In the listing below, find every line with the string "ylabel" and pull it out.

Dataset listings of figures:
========
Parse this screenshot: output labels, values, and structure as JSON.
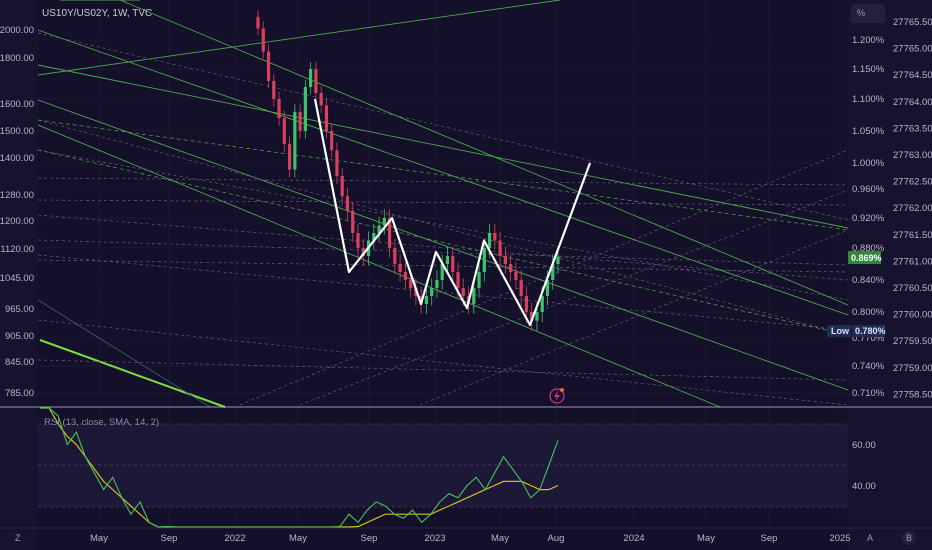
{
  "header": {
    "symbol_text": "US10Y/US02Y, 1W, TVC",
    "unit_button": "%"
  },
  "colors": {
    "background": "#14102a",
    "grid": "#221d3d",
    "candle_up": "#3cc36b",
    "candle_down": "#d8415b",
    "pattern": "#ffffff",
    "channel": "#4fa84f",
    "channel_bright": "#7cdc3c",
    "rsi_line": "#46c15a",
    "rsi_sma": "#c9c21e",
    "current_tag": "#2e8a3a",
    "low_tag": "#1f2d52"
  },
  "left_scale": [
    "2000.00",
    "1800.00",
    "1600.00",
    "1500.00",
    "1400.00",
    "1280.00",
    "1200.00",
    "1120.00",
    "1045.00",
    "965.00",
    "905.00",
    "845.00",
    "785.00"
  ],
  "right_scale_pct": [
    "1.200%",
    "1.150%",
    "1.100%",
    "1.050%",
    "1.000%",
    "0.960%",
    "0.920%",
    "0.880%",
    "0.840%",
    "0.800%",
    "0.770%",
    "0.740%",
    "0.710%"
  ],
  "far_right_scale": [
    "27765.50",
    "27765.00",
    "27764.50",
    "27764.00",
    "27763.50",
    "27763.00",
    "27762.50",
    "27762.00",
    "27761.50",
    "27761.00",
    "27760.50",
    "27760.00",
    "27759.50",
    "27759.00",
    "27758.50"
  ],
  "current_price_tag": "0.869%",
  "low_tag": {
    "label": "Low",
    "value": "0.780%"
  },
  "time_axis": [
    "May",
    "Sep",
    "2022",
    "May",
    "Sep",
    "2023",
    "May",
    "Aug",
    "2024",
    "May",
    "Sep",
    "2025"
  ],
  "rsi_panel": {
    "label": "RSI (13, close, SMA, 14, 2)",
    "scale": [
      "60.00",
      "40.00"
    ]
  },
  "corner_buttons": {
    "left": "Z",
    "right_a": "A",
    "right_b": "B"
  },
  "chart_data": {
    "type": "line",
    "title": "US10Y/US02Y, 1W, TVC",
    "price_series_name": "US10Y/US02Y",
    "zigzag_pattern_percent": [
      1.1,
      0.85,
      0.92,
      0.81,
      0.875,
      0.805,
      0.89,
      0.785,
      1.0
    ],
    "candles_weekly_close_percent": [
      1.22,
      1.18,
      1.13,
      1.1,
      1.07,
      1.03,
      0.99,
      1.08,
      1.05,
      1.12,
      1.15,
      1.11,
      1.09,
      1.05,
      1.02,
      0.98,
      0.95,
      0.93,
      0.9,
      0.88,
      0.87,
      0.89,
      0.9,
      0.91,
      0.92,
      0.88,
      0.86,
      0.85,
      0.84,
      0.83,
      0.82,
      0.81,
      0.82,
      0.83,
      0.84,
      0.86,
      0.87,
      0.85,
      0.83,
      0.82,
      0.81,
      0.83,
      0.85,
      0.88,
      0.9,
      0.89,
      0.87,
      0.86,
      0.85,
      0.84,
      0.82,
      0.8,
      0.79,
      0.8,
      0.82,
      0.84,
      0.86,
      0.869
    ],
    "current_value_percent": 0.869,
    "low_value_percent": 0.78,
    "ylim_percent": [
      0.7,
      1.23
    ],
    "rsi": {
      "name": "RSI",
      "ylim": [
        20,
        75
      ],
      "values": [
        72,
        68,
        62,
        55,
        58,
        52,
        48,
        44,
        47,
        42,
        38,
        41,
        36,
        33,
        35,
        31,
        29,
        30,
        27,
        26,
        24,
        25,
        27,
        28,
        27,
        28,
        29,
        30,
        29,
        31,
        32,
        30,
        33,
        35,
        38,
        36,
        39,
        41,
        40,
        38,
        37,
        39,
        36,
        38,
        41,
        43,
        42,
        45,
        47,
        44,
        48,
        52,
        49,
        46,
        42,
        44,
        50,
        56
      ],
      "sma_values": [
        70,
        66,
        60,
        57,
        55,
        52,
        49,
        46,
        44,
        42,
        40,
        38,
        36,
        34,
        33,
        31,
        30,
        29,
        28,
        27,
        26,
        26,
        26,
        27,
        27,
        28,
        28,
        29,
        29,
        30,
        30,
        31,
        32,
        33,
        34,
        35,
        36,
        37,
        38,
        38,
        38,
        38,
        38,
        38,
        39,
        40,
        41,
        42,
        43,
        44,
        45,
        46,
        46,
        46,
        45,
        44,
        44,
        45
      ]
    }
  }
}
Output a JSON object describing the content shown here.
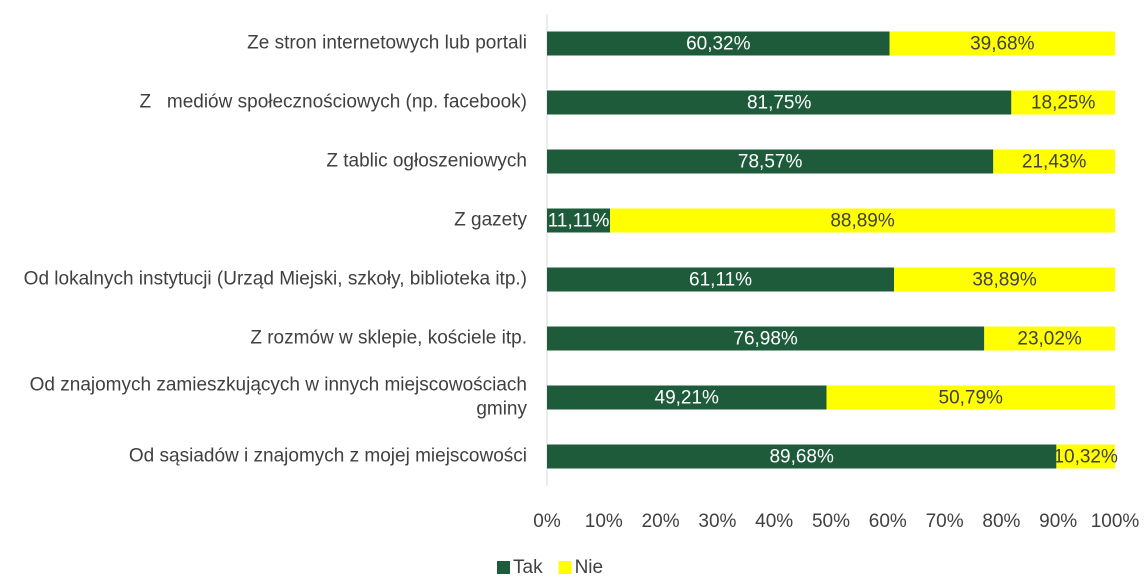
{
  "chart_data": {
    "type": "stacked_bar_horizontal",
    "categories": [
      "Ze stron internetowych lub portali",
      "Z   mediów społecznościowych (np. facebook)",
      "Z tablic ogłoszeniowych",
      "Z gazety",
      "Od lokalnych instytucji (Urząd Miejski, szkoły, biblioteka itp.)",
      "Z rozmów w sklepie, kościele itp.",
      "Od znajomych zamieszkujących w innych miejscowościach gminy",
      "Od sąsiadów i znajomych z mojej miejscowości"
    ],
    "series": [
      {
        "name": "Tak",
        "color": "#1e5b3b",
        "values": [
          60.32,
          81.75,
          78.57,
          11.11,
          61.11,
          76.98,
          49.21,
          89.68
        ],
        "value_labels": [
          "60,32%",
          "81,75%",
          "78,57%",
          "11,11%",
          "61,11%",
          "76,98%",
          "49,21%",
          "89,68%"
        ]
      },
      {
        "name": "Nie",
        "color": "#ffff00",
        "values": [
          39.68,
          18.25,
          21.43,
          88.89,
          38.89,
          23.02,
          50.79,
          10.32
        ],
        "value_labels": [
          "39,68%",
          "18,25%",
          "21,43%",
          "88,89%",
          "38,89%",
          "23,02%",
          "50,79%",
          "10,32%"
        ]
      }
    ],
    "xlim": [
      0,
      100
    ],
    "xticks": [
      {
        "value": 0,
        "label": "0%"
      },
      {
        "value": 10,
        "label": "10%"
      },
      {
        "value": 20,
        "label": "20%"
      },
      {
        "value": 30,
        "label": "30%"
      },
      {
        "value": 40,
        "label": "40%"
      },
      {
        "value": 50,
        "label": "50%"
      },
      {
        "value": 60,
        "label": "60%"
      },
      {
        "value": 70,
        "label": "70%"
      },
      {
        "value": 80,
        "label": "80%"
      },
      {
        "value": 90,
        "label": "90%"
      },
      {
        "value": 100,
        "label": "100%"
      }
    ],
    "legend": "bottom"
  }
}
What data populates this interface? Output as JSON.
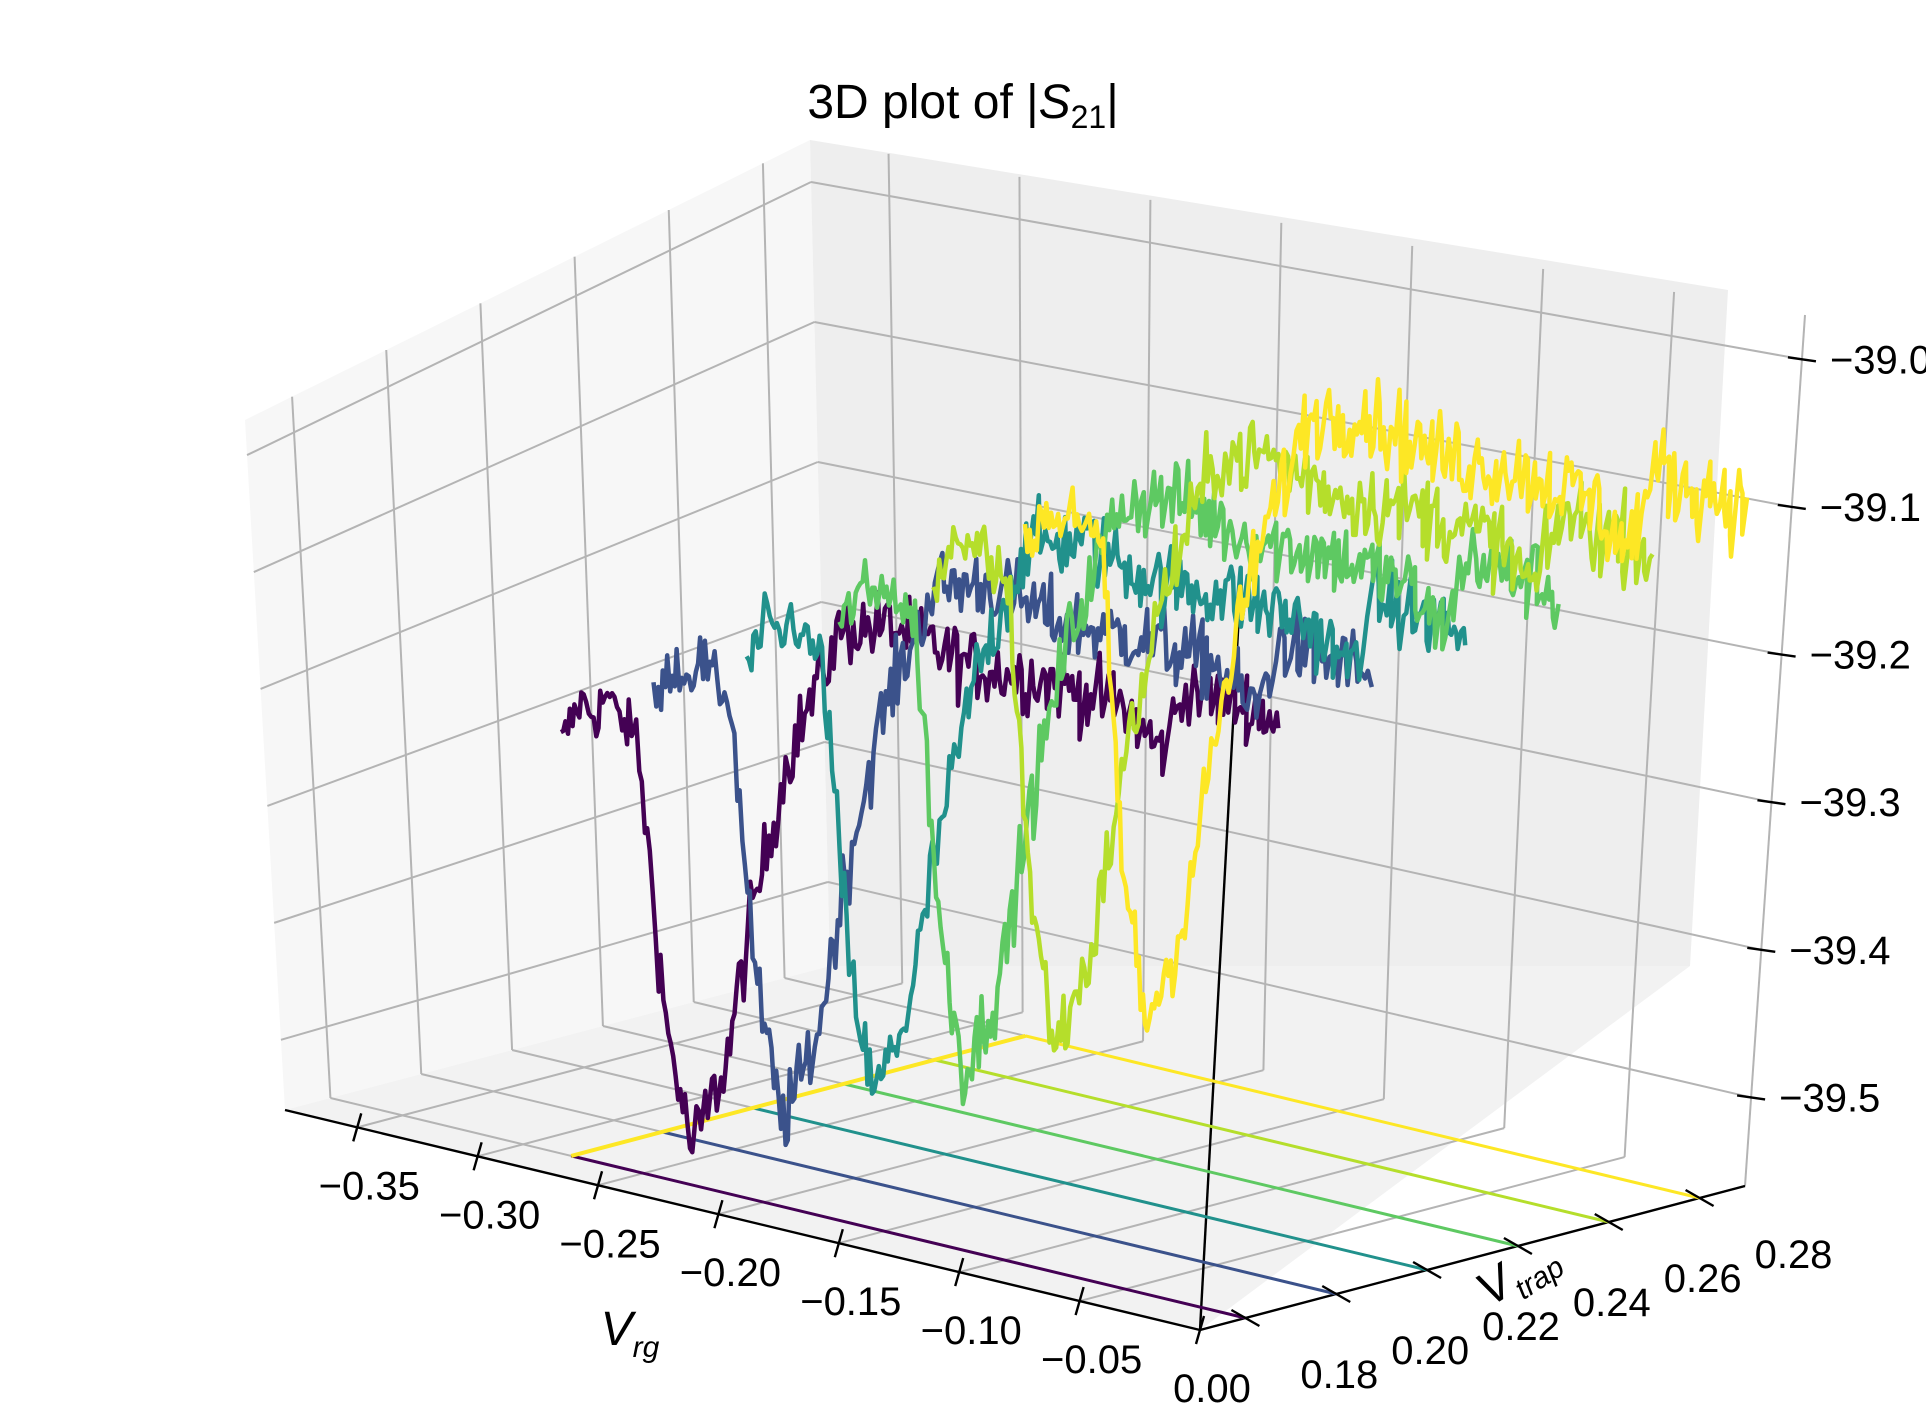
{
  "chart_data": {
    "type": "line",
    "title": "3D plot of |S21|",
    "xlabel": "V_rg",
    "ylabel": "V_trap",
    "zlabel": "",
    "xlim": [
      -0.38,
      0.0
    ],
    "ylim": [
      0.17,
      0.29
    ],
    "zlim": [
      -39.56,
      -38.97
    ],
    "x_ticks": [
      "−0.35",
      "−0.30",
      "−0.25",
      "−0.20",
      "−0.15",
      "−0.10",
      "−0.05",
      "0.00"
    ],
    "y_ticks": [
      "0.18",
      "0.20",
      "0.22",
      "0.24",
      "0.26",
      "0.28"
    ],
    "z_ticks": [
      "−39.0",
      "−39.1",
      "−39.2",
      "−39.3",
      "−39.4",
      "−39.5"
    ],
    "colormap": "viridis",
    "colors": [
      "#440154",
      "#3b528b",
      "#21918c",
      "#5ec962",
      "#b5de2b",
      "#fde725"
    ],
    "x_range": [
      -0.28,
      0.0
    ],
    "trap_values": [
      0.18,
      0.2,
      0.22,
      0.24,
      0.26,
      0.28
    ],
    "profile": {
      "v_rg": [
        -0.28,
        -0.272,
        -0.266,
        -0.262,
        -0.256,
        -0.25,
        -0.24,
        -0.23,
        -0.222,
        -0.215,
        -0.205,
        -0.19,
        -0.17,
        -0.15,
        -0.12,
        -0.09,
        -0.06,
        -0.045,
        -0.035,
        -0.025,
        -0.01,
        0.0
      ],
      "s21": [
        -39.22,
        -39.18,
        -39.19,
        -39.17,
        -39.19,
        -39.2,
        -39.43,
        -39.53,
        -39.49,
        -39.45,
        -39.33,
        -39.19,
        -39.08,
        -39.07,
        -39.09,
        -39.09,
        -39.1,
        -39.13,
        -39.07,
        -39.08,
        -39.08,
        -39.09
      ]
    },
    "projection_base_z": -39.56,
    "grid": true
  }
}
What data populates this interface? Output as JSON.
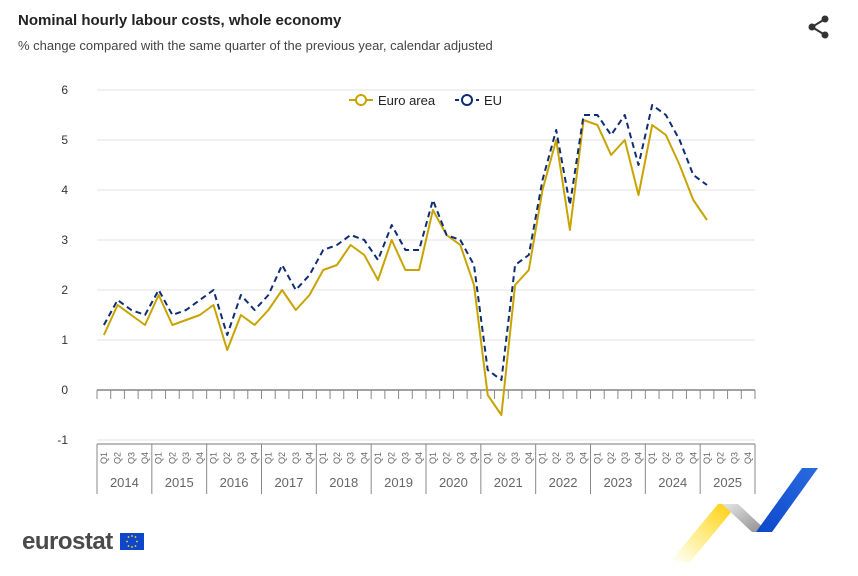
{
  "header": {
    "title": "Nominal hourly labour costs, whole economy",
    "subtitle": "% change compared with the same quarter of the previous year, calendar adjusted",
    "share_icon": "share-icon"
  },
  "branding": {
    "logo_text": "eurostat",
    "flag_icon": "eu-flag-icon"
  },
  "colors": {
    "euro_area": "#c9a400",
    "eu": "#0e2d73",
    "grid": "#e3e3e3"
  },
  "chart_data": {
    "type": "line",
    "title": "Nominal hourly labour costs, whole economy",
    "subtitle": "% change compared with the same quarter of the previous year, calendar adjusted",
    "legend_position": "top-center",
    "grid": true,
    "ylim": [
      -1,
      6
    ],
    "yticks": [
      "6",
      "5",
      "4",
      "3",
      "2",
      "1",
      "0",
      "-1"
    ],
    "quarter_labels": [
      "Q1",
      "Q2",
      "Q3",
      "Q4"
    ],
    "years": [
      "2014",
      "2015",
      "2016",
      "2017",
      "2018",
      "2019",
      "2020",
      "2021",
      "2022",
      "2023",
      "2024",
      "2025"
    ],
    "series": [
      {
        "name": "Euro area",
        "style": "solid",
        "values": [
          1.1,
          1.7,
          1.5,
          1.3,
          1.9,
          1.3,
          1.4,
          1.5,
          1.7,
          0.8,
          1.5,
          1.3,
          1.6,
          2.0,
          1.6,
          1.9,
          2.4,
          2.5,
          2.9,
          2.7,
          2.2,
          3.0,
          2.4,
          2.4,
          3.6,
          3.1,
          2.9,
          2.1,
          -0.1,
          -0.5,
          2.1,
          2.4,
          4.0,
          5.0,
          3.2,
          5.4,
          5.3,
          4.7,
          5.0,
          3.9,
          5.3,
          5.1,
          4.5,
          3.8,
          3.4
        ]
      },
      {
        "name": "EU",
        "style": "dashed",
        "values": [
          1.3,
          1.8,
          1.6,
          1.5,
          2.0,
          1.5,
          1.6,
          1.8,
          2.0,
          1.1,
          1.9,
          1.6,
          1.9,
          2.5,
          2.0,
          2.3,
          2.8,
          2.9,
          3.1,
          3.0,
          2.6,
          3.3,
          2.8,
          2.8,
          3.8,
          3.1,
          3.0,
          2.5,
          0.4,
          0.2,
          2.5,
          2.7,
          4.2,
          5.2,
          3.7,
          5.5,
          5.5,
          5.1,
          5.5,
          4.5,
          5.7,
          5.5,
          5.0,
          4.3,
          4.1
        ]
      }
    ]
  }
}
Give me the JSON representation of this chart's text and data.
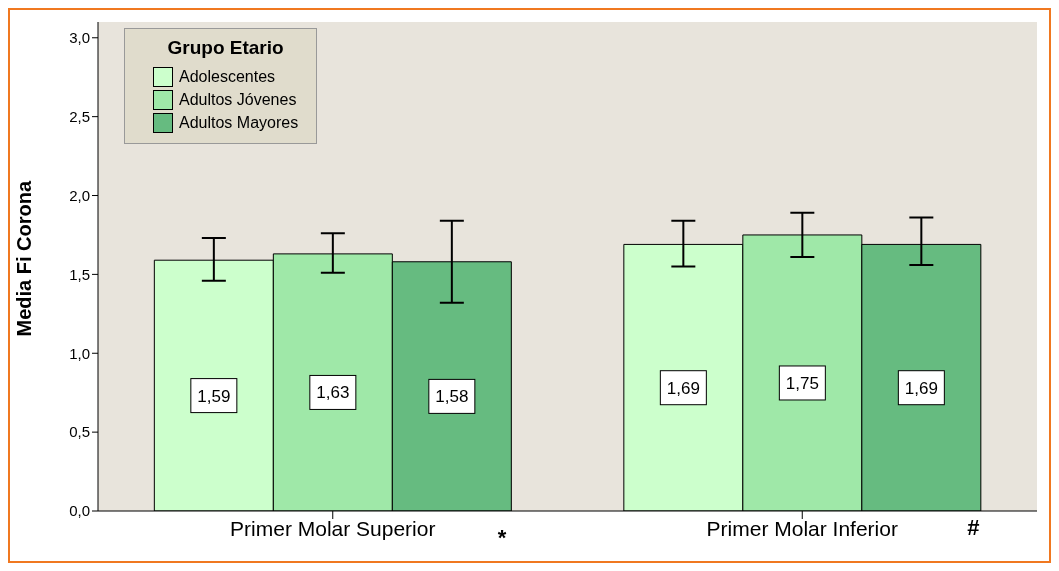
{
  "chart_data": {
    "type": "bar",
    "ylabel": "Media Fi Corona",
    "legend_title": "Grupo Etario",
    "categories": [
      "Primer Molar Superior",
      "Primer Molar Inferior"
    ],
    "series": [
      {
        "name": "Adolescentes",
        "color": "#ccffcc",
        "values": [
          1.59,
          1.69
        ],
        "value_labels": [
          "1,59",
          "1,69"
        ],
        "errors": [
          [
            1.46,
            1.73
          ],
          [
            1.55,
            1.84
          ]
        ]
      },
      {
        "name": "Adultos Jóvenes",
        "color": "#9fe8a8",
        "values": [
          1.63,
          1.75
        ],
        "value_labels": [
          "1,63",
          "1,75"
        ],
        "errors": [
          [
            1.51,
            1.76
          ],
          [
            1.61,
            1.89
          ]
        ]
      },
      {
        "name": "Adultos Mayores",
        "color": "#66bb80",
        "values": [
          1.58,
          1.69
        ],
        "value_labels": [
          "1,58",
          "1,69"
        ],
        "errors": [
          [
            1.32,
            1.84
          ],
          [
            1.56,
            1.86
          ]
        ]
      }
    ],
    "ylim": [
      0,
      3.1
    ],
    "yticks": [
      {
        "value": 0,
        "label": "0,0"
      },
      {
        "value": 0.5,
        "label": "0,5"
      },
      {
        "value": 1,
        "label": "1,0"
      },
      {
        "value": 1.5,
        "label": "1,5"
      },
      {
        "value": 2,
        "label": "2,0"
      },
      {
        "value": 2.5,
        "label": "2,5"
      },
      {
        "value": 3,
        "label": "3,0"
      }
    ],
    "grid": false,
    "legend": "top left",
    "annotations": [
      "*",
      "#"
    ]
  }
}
========
■ **Finished task**:
    "ylabel": "V_trap",
    "ylabel": "Media Fi Corona",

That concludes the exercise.